> _PROVIDED MATERIAL_

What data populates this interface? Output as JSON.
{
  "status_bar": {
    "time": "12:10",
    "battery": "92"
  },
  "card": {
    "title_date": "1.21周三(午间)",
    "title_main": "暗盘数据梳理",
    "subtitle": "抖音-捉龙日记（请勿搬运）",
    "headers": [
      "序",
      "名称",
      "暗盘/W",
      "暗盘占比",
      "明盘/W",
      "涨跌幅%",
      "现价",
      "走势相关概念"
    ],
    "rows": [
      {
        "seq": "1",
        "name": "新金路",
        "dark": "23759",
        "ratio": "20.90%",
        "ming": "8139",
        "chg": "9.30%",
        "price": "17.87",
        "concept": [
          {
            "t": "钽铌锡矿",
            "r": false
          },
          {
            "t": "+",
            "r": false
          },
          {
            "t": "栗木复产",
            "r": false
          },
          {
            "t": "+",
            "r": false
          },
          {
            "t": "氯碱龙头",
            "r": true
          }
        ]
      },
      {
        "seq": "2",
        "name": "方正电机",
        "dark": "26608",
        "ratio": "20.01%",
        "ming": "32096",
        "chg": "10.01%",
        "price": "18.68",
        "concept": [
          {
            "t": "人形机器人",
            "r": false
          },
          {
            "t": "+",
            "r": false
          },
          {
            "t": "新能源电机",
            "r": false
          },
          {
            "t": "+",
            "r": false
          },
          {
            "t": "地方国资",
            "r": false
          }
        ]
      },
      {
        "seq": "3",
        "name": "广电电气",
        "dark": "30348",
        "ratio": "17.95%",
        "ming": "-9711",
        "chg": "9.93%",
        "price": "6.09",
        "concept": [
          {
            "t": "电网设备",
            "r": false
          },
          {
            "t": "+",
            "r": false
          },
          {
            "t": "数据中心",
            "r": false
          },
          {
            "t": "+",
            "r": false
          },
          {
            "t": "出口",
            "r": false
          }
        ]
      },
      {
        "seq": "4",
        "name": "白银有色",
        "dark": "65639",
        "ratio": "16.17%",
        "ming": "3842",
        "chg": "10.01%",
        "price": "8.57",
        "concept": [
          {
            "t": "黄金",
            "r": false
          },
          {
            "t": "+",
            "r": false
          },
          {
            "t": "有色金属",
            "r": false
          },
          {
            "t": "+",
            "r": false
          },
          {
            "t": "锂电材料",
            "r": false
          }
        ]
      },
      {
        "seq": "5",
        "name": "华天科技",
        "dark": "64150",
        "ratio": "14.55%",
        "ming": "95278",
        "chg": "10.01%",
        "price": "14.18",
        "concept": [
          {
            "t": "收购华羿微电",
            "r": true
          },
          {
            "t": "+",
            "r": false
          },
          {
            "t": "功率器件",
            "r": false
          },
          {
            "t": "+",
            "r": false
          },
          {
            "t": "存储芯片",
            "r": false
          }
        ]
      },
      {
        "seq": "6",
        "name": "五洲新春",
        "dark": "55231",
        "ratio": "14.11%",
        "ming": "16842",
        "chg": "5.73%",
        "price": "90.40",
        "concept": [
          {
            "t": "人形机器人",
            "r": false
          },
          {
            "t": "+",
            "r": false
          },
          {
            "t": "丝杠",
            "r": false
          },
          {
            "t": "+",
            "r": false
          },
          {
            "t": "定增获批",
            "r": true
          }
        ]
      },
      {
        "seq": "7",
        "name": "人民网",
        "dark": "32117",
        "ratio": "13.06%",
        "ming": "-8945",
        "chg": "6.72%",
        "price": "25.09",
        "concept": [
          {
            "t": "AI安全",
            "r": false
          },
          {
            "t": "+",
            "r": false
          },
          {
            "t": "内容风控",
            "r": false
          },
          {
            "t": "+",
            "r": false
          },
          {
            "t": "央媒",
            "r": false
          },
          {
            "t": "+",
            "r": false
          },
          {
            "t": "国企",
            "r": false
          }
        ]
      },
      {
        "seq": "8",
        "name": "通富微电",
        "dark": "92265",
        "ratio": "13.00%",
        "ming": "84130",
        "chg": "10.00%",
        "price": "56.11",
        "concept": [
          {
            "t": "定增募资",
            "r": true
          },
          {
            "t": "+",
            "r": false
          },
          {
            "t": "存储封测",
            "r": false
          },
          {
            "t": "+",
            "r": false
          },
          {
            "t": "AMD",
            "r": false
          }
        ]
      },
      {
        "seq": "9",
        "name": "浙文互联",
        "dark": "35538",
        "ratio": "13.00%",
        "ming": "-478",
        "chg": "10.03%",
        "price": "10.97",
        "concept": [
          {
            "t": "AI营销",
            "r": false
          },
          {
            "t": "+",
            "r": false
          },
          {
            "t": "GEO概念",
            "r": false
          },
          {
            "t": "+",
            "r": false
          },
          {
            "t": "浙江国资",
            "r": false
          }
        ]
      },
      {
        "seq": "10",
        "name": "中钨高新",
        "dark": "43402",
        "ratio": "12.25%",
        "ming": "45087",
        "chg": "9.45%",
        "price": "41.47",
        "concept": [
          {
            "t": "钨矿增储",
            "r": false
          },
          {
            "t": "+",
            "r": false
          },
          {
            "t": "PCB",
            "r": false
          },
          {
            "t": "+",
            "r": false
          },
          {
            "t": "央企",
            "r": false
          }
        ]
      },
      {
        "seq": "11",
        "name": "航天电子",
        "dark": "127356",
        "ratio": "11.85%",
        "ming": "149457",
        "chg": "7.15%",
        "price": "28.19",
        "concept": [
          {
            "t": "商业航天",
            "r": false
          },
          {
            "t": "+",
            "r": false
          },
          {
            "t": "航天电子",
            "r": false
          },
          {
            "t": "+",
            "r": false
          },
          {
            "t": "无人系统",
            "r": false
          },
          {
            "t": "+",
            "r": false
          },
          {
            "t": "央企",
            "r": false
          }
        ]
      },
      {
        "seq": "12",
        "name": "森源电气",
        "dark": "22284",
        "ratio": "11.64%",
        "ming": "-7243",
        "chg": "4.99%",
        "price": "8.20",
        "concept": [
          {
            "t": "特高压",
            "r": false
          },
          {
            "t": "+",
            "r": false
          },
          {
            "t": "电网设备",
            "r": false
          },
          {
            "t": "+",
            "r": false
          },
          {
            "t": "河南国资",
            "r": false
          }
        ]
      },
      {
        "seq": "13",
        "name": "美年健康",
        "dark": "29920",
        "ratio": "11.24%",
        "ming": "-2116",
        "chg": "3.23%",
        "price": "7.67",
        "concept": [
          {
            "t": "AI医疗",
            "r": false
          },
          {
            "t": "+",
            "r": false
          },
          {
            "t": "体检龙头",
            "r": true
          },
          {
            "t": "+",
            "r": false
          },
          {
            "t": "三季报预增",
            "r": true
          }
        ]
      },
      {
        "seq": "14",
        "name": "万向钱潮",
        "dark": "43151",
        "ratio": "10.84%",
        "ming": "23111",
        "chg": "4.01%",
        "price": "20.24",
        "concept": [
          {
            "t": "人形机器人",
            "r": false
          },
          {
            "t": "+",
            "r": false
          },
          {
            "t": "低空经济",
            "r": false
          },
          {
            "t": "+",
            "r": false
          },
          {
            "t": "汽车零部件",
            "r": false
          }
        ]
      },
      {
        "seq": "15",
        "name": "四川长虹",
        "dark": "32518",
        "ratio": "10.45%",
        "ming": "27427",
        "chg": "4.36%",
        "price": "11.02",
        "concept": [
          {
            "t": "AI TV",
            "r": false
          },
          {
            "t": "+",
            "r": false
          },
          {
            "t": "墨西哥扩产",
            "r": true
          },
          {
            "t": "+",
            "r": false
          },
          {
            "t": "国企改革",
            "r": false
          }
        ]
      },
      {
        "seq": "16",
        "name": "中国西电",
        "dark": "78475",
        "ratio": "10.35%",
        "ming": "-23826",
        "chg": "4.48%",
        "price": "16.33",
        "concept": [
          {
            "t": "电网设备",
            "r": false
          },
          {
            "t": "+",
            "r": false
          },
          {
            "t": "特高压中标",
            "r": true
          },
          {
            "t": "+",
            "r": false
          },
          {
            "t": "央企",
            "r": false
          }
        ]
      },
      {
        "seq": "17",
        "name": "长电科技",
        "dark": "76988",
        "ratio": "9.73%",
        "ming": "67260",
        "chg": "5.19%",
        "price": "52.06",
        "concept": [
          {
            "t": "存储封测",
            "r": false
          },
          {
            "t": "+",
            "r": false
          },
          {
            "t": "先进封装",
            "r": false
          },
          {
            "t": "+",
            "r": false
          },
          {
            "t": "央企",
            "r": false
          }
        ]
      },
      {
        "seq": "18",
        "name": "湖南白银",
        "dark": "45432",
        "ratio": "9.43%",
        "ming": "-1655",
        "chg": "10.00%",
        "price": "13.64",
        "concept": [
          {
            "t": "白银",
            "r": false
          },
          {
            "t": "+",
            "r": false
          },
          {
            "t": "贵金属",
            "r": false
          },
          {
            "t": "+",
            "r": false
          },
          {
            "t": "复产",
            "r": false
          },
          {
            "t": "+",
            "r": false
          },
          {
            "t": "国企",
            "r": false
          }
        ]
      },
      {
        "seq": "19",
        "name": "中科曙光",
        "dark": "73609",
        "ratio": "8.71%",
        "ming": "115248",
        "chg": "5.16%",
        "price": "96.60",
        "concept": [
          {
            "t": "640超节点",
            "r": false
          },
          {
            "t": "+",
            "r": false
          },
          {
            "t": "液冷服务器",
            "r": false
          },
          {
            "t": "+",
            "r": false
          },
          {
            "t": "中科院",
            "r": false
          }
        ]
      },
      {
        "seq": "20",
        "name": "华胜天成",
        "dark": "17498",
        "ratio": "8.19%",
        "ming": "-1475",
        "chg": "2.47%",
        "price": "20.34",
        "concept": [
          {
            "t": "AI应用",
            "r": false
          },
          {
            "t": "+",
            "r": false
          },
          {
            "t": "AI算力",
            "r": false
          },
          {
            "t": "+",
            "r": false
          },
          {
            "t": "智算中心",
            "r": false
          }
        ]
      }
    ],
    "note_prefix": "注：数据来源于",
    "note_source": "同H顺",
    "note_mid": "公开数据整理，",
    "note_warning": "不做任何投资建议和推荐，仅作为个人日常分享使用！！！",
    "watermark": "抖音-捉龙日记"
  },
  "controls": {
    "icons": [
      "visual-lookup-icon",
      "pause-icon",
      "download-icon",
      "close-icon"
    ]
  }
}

> _WRITTEN TASK_
Determine how many lines in the listing above hold the word "捉龙日记", answering with the number only.

> _REPLY_
2